PROBLEM DETAILS - Each entry that follows must be output without any deviation.

——————————

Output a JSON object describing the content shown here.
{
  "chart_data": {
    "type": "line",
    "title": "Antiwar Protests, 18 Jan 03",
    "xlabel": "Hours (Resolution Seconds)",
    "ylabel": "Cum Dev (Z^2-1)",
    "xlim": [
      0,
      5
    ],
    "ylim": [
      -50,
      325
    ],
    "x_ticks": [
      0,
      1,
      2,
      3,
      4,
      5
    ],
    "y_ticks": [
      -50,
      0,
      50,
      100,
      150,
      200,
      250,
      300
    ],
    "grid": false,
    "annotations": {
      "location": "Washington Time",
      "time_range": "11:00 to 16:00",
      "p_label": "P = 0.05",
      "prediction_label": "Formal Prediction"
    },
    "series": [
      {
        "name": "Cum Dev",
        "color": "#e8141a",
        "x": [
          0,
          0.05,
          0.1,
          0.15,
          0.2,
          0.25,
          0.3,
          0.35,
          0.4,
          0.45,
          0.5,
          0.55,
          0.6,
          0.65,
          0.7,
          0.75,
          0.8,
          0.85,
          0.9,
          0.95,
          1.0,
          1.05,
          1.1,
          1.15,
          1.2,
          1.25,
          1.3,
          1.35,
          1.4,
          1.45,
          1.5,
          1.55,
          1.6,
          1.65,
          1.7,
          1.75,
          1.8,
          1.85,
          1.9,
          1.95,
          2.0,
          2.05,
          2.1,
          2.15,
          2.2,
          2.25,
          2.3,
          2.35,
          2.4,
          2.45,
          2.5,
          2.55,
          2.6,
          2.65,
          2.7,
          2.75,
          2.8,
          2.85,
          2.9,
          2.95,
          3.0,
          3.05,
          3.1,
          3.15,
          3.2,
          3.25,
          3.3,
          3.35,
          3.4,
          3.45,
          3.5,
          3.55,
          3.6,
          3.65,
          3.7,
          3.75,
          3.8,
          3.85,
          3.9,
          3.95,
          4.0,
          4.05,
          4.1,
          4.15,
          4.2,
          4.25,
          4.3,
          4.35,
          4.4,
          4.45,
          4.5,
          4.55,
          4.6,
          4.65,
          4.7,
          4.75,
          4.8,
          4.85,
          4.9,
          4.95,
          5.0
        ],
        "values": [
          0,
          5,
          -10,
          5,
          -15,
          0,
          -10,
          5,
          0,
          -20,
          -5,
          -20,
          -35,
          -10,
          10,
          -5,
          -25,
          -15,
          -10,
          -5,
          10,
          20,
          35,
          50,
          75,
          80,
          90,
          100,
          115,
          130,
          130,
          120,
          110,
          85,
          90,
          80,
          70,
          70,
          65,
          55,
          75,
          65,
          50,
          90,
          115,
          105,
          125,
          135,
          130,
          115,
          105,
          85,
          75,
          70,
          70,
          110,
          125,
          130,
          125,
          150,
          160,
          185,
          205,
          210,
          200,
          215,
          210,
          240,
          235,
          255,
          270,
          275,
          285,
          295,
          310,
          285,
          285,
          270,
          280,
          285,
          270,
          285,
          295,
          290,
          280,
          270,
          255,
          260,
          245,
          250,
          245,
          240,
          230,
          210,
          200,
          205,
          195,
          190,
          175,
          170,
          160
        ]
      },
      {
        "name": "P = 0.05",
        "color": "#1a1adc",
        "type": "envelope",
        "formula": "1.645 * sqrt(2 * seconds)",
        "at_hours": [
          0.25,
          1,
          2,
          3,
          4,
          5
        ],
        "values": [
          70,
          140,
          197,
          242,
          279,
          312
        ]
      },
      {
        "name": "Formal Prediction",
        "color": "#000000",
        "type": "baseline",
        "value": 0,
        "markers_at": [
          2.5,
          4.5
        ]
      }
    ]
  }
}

——————————

OUTPUT FOR THIS TASK -
Output a JSON object describing the content shown here.
{
  "chart_data": {
    "type": "line",
    "title": "Antiwar Protests, 18 Jan 03",
    "xlabel": "Hours (Resolution Seconds)",
    "ylabel": "Cum Dev (Z^2-1)",
    "xlim": [
      0,
      5
    ],
    "ylim": [
      -50,
      325
    ],
    "x_ticks": [
      0,
      1,
      2,
      3,
      4,
      5
    ],
    "y_ticks": [
      -50,
      0,
      50,
      100,
      150,
      200,
      250,
      300
    ],
    "grid": false,
    "annotations": {
      "location": "Washington Time",
      "time_range": "11:00 to 16:00",
      "p_label": "P = 0.05",
      "prediction_label": "Formal Prediction"
    },
    "series": [
      {
        "name": "Cum Dev",
        "color": "#e8141a",
        "x": [
          0,
          0.05,
          0.1,
          0.15,
          0.2,
          0.25,
          0.3,
          0.35,
          0.4,
          0.45,
          0.5,
          0.55,
          0.6,
          0.65,
          0.7,
          0.75,
          0.8,
          0.85,
          0.9,
          0.95,
          1.0,
          1.05,
          1.1,
          1.15,
          1.2,
          1.25,
          1.3,
          1.35,
          1.4,
          1.45,
          1.5,
          1.55,
          1.6,
          1.65,
          1.7,
          1.75,
          1.8,
          1.85,
          1.9,
          1.95,
          2.0,
          2.05,
          2.1,
          2.15,
          2.2,
          2.25,
          2.3,
          2.35,
          2.4,
          2.45,
          2.5,
          2.55,
          2.6,
          2.65,
          2.7,
          2.75,
          2.8,
          2.85,
          2.9,
          2.95,
          3.0,
          3.05,
          3.1,
          3.15,
          3.2,
          3.25,
          3.3,
          3.35,
          3.4,
          3.45,
          3.5,
          3.55,
          3.6,
          3.65,
          3.7,
          3.75,
          3.8,
          3.85,
          3.9,
          3.95,
          4.0,
          4.05,
          4.1,
          4.15,
          4.2,
          4.25,
          4.3,
          4.35,
          4.4,
          4.45,
          4.5,
          4.55,
          4.6,
          4.65,
          4.7,
          4.75,
          4.8,
          4.85,
          4.9,
          4.95,
          5.0
        ],
        "values": [
          0,
          5,
          -10,
          5,
          -15,
          0,
          -10,
          5,
          0,
          -20,
          -5,
          -20,
          -35,
          -10,
          10,
          -5,
          -25,
          -15,
          -10,
          -5,
          10,
          20,
          35,
          50,
          75,
          80,
          90,
          100,
          115,
          130,
          130,
          120,
          110,
          85,
          90,
          80,
          70,
          70,
          65,
          55,
          75,
          65,
          50,
          90,
          115,
          105,
          125,
          135,
          130,
          115,
          105,
          85,
          75,
          70,
          70,
          110,
          125,
          130,
          125,
          150,
          160,
          185,
          205,
          210,
          200,
          215,
          210,
          240,
          235,
          255,
          270,
          275,
          285,
          295,
          310,
          285,
          285,
          270,
          280,
          285,
          270,
          285,
          295,
          290,
          280,
          270,
          255,
          260,
          245,
          250,
          245,
          240,
          230,
          210,
          200,
          205,
          195,
          190,
          175,
          170,
          160
        ]
      },
      {
        "name": "P = 0.05",
        "color": "#1a1adc",
        "type": "envelope",
        "formula": "1.645 * sqrt(2 * seconds)",
        "at_hours": [
          0.25,
          1,
          2,
          3,
          4,
          5
        ],
        "values": [
          70,
          140,
          197,
          242,
          279,
          312
        ]
      },
      {
        "name": "Formal Prediction",
        "color": "#000000",
        "type": "baseline",
        "value": 0,
        "markers_at": [
          2.5,
          4.5
        ]
      }
    ]
  }
}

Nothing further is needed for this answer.